The Dude Abides -- Erika Iris Simmons

(I know we all saw this a few years ago, but damn, I just love it).

The Best and Worst Film Titles of 2011

The Best Film Titles of 2011

The Tree of Life: Solid, evocative, stately.

Melancholia: Simple and meaningful, but also easy to remember.

Star Watching Dog: I have no idea what this movie is, but I love this as an idea or as an image, or as a plot for a film. It makes me want to find out which of those three it actually is. If I’m lucky it will be all three.

We Need to Talk About Kevin: This has the right kind of loaded evocation to it. It’s great as a long-but-not-too-long title.

Tyrannosaur: Awesome. One word with a huge amount of weight, probably the best title of the year except for the obvious problem that it probably confused people into thinking the film was about dinosaurs. But other than that it doesn’t get better than this.

Your Sister’s Sister: I don’t really know what this means. Is it wordplay? Is there plot relevance? It makes me want to know though.

Another Earth: A brilliant combination of two words that manages in three syllables to open up hours upon hours of thoughts and possibilities.

Outside Satan: I would compare to the previous entry. A great two words that sounds good and suggests a lot of weird things, many of which I can’t quite put my finger on. Definitely makes me want to see what happens in the movie.

**Material shown**

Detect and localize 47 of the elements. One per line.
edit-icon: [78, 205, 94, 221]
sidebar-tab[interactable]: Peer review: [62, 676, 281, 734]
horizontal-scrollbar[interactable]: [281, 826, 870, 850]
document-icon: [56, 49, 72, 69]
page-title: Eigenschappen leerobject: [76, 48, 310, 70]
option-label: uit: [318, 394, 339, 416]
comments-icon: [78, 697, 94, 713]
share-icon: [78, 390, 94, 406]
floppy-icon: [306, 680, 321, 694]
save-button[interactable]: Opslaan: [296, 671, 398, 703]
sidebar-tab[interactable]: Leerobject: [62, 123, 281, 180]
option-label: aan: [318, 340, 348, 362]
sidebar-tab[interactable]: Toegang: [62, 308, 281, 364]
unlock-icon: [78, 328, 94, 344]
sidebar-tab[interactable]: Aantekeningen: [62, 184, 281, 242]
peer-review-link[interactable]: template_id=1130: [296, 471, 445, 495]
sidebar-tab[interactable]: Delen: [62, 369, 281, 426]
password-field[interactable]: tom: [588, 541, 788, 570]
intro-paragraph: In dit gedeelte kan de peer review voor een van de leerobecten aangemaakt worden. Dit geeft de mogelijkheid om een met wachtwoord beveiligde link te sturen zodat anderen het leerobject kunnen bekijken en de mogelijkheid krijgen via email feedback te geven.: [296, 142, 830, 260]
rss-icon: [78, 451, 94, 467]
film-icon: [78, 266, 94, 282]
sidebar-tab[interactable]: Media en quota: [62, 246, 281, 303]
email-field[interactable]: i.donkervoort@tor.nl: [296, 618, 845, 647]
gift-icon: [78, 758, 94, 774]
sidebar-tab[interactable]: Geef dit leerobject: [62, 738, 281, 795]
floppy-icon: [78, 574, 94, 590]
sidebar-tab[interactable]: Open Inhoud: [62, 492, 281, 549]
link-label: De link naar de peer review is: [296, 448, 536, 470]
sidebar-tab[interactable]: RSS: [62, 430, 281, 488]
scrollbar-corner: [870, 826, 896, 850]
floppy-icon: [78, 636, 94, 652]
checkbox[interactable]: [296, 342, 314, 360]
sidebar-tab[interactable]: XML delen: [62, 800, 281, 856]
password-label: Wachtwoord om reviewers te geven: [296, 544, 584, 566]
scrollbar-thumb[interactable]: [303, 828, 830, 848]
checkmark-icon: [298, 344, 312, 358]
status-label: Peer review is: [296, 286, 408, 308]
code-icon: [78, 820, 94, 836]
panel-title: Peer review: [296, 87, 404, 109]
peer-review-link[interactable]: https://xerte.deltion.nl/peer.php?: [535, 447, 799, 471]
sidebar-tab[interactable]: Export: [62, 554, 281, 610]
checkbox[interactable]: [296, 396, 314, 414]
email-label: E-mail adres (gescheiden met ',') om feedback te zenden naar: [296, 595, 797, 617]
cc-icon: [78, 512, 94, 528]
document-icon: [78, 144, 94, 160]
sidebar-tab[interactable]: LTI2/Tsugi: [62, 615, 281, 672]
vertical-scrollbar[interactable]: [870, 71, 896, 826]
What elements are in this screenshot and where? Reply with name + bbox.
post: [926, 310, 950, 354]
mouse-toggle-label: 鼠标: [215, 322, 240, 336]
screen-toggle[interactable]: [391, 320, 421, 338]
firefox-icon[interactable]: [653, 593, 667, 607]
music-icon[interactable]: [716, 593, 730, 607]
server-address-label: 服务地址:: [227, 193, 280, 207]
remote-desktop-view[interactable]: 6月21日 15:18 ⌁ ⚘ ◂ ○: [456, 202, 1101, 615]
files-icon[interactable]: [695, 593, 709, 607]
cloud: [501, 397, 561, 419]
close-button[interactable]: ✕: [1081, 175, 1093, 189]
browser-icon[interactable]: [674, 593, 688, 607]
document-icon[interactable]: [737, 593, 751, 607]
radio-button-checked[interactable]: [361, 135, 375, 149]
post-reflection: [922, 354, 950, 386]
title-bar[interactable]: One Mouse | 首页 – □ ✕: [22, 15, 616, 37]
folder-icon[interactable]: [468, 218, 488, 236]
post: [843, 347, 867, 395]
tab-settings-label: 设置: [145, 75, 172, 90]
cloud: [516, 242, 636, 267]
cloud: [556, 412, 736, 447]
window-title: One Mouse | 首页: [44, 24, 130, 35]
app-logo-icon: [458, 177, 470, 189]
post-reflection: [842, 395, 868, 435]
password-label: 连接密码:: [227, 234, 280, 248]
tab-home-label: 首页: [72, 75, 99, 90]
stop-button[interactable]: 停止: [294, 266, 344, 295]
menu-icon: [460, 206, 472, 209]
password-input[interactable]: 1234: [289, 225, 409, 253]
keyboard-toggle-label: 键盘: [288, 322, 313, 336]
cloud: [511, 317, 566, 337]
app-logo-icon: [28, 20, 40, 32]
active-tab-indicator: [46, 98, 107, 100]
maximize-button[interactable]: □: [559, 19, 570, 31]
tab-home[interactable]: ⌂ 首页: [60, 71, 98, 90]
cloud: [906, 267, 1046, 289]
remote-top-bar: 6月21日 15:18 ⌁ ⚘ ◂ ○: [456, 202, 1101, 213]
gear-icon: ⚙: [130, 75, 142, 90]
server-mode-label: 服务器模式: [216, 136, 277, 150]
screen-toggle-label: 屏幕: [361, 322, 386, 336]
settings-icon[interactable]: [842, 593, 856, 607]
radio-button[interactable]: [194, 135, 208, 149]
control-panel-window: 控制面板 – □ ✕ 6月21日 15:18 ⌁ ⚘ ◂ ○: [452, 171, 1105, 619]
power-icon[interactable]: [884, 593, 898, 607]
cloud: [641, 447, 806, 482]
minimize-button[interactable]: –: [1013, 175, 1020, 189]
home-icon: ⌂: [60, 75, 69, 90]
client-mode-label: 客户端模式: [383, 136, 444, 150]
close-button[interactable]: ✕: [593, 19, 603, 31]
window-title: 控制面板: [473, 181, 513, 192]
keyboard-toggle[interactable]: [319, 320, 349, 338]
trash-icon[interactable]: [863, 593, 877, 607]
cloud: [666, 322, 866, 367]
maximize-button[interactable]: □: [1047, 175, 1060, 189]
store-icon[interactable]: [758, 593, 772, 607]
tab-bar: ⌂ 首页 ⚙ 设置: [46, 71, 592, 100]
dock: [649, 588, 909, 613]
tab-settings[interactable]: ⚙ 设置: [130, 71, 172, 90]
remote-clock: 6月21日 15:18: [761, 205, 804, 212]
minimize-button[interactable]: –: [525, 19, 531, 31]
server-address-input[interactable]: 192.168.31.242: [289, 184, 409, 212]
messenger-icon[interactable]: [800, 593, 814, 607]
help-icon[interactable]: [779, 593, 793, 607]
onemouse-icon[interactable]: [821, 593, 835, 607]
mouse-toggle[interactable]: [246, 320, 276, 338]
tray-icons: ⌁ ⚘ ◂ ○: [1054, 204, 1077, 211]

**Written instruction A**
For each statement, say whether the post on 2011 film titles agrees with it, answering yes or no and quoting the deciding words: (i) The writer calls Melancholia simple and meaningful. (ii) The writer knows what Star Watching Dog is about. (iii) The writer thinks Tyrannosaur may have led people to believe the film was about dinosaurs.
**Written instruction B**
Extend the post on 2011 film titles from the point where it stops.
The data has no connection to the post on 2011 film titles.

**Exercise result A**
(i) Yes: "Simple and meaningful, but also easy to remember."
(ii) No: "I have no idea what this movie is"
(iii) Yes: "it probably confused people into thinking the film was about dinosaurs."

**Exercise result B**
I Am A Good Person/I Am A Bad Person: Maybe it’s too long. And maybe it’s totally confusing. But I would watch something called this for sure.

The Rabbi’s Cat: Well it sounds like I know upfront two things I can expect to see. And I like both of these things.

The Catechism Cataclysm: Alliteration sucks. Here’s an exception that proves the rule.

Blackthorn: I would buy a cut of meat called Blackthorn, I would buy a bottle of wine called Blackthorn, I would vacation in a mountain city called Blackthorn, I would buy an album from a doom metal band called Blackthorn. Blackthorn would be a good word for many things. This time it is a movie.

Gingerdead Man 3: Saturday Night Cleaver: Double puns! Really? Okay fine, sure. It’s better than all the Air Bud titles combined.

Red State: Two evocative words, a sort of double-entendre but still easy to remember.

The Future: I would eat a burger called The Future, I would name my car The Future, I would name my dog The Future, I would love for my friends to give me the nickname The Future. So yeah I would watch a movie called The Future.

I Melt With You: Memorable and emotional, it tells me nothing about the film in any literal way, but it gives me some kind of sense of expectation.

Hobo With a Shotgun: Perfect. Truth in advertising; we’re all on the same page here.

***

The Worst Film Titles of 2011

Margin Call: What the hell is a Margin Call? Why would I voluntarily pay for anything called Margin Call. It sounds like something your accountant would suggest, but that’s why you hire that guy: to deal with boring stuff like Margin Calls. I would rather be watching a good movie than worrying about a Margin Call. If there are two things, and one is called Tyrannosaur and the other is Margin Call, which do you think I will be buying?

Hugo: Hugo is a stupid little word and I don’t like saying it or hearing it.  The only thing worse is the original title, The Invention of Hugo Cabret. Gross. Cabret is far too close to Cabaret and Cabaret is least appealing noun I can think of.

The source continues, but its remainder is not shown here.